---------- Exercise materials
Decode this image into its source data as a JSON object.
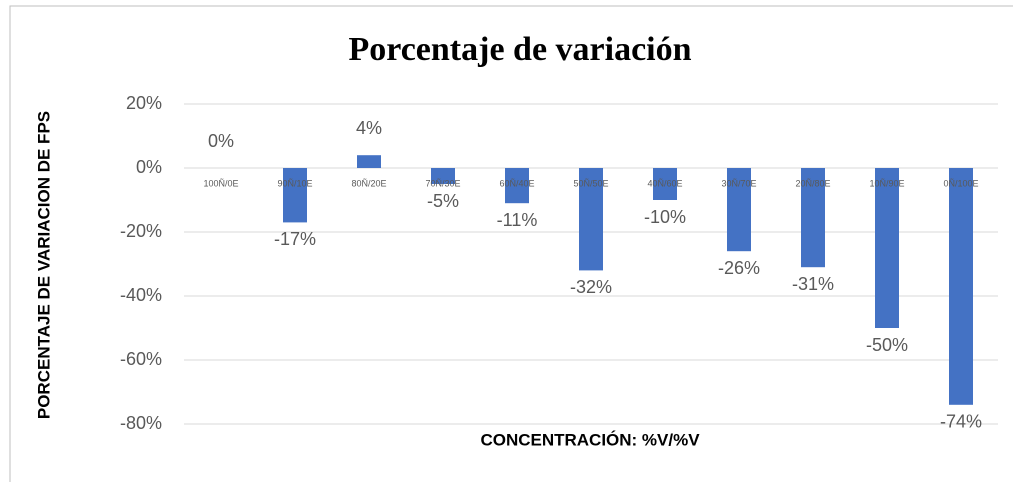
{
  "chart_data": {
    "type": "bar",
    "title": "Porcentaje de variación",
    "x_label": "CONCENTRACIÓN: %V/%V",
    "y_label": "PORCENTAJE DE VARIACION DE FPS",
    "categories": [
      "100Ñ/0E",
      "90Ñ/10E",
      "80Ñ/20E",
      "70Ñ/30E",
      "60Ñ/40E",
      "50Ñ/50E",
      "40Ñ/60E",
      "30Ñ/70E",
      "20Ñ/80E",
      "10Ñ/90E",
      "0Ñ/100E"
    ],
    "values": [
      0,
      -17,
      4,
      -5,
      -11,
      -32,
      -10,
      -26,
      -31,
      -50,
      -74
    ],
    "value_labels": [
      "0%",
      "-17%",
      "4%",
      "-5%",
      "-11%",
      "-32%",
      "-10%",
      "-26%",
      "-31%",
      "-50%",
      "-74%"
    ],
    "color": "#4472c4",
    "ylim": [
      -80,
      20
    ],
    "yticks": [
      {
        "value": 20,
        "label": "20%"
      },
      {
        "value": 0,
        "label": "0%"
      },
      {
        "value": -20,
        "label": "-20%"
      },
      {
        "value": -40,
        "label": "-40%"
      },
      {
        "value": -60,
        "label": "-60%"
      },
      {
        "value": -80,
        "label": "-80%"
      }
    ],
    "grid": true
  }
}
--------------------
== Work to do ==
Print each line of the material above exactly, with the pictures removed from your copy.

== Reply ==
Decode this image into its source data as a JSON object.
{
  "chart_data": {
    "type": "bar",
    "title": "Porcentaje de variación",
    "x_label": "CONCENTRACIÓN: %V/%V",
    "y_label": "PORCENTAJE DE VARIACION DE FPS",
    "categories": [
      "100Ñ/0E",
      "90Ñ/10E",
      "80Ñ/20E",
      "70Ñ/30E",
      "60Ñ/40E",
      "50Ñ/50E",
      "40Ñ/60E",
      "30Ñ/70E",
      "20Ñ/80E",
      "10Ñ/90E",
      "0Ñ/100E"
    ],
    "values": [
      0,
      -17,
      4,
      -5,
      -11,
      -32,
      -10,
      -26,
      -31,
      -50,
      -74
    ],
    "value_labels": [
      "0%",
      "-17%",
      "4%",
      "-5%",
      "-11%",
      "-32%",
      "-10%",
      "-26%",
      "-31%",
      "-50%",
      "-74%"
    ],
    "color": "#4472c4",
    "ylim": [
      -80,
      20
    ],
    "yticks": [
      {
        "value": 20,
        "label": "20%"
      },
      {
        "value": 0,
        "label": "0%"
      },
      {
        "value": -20,
        "label": "-20%"
      },
      {
        "value": -40,
        "label": "-40%"
      },
      {
        "value": -60,
        "label": "-60%"
      },
      {
        "value": -80,
        "label": "-80%"
      }
    ],
    "grid": true
  }
}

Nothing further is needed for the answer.